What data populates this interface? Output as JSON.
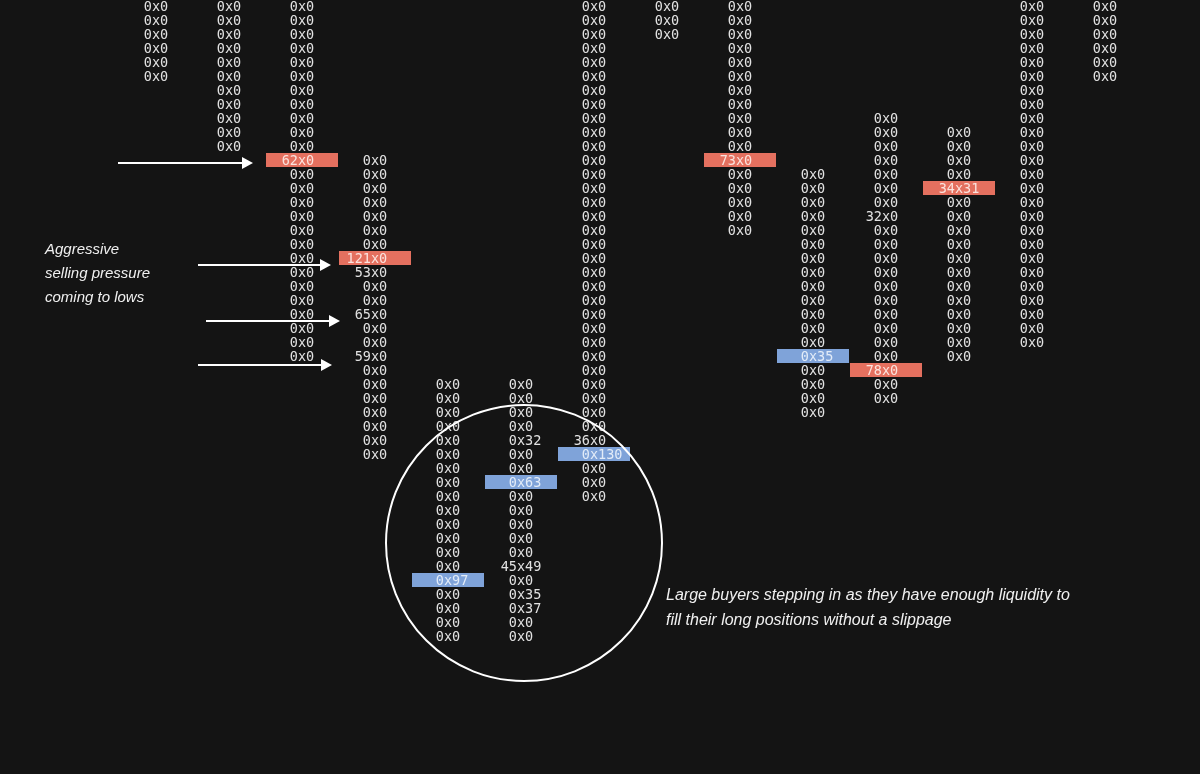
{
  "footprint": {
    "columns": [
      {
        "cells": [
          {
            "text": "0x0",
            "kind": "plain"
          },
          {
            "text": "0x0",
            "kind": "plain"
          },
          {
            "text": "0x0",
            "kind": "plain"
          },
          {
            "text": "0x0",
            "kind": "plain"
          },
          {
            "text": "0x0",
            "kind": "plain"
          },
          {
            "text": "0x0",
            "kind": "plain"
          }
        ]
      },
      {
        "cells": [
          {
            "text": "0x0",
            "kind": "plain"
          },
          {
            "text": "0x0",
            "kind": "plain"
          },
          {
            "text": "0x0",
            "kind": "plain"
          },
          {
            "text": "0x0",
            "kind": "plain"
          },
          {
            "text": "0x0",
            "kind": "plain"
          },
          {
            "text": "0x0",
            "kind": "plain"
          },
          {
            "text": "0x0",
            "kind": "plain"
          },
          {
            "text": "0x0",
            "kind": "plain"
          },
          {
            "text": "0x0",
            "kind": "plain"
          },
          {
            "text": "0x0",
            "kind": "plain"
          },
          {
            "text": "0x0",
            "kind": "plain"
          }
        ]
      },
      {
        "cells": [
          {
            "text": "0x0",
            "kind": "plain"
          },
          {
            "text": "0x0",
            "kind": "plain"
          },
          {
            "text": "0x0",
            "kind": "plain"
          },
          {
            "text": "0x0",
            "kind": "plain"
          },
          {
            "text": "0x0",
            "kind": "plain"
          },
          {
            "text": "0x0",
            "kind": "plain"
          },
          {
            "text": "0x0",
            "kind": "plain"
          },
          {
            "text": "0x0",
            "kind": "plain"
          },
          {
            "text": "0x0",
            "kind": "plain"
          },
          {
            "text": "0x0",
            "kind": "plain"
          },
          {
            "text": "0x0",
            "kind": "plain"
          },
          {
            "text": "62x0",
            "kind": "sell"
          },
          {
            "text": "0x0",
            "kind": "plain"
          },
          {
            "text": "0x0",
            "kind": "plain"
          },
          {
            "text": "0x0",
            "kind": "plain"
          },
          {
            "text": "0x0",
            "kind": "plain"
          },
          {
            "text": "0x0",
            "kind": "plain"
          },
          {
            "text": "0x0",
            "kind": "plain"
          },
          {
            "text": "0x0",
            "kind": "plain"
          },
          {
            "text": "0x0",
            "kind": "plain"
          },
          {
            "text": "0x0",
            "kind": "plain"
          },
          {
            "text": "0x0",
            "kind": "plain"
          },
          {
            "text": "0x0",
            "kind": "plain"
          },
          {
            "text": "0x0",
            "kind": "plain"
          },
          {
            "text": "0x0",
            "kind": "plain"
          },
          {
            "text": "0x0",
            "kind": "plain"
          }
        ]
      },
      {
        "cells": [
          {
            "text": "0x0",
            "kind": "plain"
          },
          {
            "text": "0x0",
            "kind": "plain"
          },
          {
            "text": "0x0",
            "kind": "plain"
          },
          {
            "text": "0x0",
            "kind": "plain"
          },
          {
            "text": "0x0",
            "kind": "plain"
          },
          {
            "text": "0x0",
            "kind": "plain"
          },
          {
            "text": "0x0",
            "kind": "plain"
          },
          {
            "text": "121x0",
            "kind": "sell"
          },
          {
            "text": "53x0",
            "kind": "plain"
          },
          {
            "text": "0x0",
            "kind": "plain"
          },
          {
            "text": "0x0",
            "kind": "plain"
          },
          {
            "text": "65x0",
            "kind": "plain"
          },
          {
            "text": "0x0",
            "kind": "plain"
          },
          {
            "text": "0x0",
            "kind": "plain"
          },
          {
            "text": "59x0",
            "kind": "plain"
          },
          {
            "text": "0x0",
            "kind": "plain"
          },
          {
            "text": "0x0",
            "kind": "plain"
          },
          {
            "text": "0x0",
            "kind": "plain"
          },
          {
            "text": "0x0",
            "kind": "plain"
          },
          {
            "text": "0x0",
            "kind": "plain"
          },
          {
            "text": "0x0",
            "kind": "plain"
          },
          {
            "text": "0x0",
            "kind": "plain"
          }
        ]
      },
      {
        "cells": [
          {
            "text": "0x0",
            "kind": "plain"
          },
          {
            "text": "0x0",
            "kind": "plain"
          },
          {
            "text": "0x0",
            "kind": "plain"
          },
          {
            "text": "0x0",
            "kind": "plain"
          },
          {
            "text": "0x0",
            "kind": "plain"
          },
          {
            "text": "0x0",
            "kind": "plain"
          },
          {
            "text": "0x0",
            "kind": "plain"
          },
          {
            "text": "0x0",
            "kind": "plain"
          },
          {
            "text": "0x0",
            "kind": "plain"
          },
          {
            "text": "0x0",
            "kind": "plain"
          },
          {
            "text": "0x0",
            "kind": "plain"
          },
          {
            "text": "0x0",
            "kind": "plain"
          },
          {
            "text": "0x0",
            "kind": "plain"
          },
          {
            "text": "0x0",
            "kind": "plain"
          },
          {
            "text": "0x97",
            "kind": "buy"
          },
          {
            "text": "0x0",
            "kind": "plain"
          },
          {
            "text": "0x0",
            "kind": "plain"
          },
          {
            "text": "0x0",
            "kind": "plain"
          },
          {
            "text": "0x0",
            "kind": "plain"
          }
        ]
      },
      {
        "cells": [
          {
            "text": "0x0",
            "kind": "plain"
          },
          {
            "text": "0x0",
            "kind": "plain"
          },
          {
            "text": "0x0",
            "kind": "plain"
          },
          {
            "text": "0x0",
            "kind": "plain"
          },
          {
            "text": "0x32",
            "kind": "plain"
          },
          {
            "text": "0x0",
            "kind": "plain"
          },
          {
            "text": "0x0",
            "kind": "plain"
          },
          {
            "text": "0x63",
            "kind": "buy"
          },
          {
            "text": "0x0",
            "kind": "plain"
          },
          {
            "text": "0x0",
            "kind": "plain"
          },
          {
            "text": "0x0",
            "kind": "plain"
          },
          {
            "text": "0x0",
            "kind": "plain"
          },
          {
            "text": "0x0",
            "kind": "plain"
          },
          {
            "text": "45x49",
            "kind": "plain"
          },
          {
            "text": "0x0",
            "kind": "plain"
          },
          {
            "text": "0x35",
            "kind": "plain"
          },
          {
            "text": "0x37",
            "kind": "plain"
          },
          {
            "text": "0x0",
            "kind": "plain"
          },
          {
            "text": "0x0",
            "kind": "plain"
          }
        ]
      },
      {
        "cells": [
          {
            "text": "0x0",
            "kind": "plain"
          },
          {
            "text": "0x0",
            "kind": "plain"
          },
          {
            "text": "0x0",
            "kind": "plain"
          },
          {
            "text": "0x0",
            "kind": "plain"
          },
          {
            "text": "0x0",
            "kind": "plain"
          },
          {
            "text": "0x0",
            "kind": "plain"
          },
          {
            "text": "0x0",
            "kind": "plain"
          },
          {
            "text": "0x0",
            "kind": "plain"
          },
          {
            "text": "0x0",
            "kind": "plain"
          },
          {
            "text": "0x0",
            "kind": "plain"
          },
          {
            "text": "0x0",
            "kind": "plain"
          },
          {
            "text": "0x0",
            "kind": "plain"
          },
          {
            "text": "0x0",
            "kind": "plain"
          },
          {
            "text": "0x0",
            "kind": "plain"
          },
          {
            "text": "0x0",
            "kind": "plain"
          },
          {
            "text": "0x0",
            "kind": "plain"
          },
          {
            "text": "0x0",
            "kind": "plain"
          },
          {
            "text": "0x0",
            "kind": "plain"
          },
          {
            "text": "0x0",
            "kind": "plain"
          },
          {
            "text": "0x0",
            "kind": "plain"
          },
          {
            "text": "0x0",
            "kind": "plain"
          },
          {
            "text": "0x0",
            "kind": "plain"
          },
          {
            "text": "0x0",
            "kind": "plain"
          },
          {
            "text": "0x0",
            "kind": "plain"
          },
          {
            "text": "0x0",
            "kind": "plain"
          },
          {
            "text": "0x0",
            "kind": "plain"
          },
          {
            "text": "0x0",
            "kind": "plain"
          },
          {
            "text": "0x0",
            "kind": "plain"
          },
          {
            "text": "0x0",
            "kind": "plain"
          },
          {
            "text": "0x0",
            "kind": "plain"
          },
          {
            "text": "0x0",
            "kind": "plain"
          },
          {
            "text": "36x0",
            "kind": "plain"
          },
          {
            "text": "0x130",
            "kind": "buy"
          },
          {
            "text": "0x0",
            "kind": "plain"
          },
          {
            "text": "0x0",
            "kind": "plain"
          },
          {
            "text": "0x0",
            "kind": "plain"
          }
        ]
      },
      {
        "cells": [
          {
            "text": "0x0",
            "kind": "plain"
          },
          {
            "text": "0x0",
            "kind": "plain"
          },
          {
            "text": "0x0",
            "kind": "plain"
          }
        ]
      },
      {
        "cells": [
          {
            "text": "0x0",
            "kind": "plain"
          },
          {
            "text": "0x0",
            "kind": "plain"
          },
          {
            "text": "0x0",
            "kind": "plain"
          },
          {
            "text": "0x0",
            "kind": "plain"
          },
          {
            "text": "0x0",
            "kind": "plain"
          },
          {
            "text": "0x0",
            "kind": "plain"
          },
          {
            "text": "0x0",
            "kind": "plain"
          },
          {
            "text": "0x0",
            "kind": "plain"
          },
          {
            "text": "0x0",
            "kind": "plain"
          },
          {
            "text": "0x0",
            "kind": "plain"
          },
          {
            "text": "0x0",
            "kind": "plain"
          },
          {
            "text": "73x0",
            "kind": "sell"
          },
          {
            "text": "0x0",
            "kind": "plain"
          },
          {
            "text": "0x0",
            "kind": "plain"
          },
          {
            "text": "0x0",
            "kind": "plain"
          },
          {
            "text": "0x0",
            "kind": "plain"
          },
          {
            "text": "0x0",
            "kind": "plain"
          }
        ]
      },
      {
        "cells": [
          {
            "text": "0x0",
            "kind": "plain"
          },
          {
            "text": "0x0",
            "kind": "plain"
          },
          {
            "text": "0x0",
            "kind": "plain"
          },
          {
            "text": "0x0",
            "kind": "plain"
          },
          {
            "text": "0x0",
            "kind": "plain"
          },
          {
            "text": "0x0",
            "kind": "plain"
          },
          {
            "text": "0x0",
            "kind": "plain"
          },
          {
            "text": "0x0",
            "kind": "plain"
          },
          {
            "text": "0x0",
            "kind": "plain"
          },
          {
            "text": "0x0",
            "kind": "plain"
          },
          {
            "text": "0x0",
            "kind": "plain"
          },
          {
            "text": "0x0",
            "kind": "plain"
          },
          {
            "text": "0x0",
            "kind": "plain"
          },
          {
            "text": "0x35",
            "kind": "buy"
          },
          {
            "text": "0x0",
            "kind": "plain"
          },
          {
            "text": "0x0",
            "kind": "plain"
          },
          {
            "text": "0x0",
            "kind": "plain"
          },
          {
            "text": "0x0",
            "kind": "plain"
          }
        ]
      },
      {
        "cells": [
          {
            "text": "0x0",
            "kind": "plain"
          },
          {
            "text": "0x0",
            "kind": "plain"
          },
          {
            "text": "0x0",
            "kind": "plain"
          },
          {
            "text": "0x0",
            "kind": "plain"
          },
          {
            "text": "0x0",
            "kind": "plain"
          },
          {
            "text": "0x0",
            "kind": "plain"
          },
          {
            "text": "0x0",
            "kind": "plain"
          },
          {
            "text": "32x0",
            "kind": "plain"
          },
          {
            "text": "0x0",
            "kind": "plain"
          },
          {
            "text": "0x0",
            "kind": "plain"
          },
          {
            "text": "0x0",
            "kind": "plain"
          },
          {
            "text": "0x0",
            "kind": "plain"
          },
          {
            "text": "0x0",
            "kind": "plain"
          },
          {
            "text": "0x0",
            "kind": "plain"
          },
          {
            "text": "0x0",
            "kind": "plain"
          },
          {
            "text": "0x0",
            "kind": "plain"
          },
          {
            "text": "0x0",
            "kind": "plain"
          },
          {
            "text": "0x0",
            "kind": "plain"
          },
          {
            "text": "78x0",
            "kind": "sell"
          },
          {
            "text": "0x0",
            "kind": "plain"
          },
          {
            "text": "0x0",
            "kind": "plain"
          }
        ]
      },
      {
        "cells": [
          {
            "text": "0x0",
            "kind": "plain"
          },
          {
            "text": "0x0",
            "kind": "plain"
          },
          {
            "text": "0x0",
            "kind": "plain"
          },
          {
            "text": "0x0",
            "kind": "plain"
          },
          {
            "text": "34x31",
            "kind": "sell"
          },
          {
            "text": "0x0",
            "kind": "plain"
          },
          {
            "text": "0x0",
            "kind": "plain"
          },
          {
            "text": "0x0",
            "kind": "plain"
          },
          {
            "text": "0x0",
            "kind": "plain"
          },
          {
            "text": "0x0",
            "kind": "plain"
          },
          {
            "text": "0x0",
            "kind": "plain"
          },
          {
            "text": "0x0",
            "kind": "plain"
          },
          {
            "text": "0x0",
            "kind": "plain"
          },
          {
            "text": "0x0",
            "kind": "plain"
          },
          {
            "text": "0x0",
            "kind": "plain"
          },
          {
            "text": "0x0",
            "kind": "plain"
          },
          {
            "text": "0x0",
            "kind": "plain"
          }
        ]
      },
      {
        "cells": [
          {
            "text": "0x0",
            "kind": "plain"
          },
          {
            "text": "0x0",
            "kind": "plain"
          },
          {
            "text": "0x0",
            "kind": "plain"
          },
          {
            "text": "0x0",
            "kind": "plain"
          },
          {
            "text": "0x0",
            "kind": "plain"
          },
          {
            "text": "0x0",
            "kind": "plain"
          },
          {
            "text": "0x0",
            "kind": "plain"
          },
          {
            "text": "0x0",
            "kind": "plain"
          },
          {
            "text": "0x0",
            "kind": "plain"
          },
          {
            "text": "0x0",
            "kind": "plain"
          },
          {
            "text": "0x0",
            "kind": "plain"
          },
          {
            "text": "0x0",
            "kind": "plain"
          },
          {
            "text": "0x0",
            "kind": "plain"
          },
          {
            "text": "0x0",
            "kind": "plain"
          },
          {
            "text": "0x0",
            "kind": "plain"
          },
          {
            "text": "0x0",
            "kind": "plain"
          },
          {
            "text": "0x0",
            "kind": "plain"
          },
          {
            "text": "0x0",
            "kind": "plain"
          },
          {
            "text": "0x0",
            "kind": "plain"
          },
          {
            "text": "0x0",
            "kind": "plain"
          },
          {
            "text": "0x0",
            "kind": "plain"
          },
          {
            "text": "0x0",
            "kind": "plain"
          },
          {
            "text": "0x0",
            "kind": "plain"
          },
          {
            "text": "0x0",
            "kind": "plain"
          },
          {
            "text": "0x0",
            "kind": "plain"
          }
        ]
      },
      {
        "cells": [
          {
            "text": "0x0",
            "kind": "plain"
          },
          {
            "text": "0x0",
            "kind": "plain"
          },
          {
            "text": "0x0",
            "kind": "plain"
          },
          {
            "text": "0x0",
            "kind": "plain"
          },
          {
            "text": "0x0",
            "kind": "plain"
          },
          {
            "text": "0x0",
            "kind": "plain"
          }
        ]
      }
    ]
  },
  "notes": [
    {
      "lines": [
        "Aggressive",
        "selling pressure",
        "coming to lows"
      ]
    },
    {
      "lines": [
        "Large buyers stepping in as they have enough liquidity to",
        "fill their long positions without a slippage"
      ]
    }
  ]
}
*-*-*
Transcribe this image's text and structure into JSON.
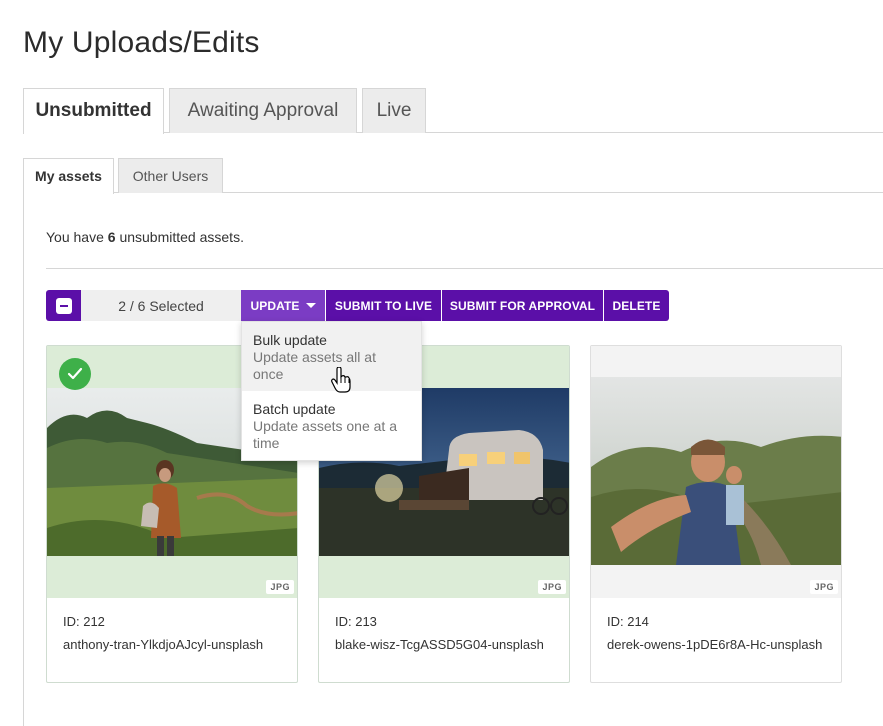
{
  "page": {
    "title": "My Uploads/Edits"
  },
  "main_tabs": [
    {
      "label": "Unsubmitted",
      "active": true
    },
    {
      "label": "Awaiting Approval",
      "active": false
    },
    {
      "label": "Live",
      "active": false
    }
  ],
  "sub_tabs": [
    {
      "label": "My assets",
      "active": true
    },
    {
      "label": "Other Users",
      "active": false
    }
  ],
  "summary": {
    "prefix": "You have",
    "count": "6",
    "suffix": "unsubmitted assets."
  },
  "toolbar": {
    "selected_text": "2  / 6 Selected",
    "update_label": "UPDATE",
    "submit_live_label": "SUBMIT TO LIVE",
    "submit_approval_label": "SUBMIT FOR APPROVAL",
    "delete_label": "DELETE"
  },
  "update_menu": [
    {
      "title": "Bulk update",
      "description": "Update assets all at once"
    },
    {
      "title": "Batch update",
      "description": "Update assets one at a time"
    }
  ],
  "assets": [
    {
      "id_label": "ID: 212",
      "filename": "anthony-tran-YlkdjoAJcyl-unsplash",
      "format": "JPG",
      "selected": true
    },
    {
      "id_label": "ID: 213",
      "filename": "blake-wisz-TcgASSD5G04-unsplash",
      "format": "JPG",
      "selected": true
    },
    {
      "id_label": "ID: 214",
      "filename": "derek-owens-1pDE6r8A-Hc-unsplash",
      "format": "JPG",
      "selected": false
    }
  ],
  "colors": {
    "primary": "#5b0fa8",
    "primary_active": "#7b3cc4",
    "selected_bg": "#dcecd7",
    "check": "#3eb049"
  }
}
*-*-*
Objective: List all lines in the material containing the string "this".

Correct response:
What data populates this interface? Output as JSON.
Transcribe this image's text and structure into JSON.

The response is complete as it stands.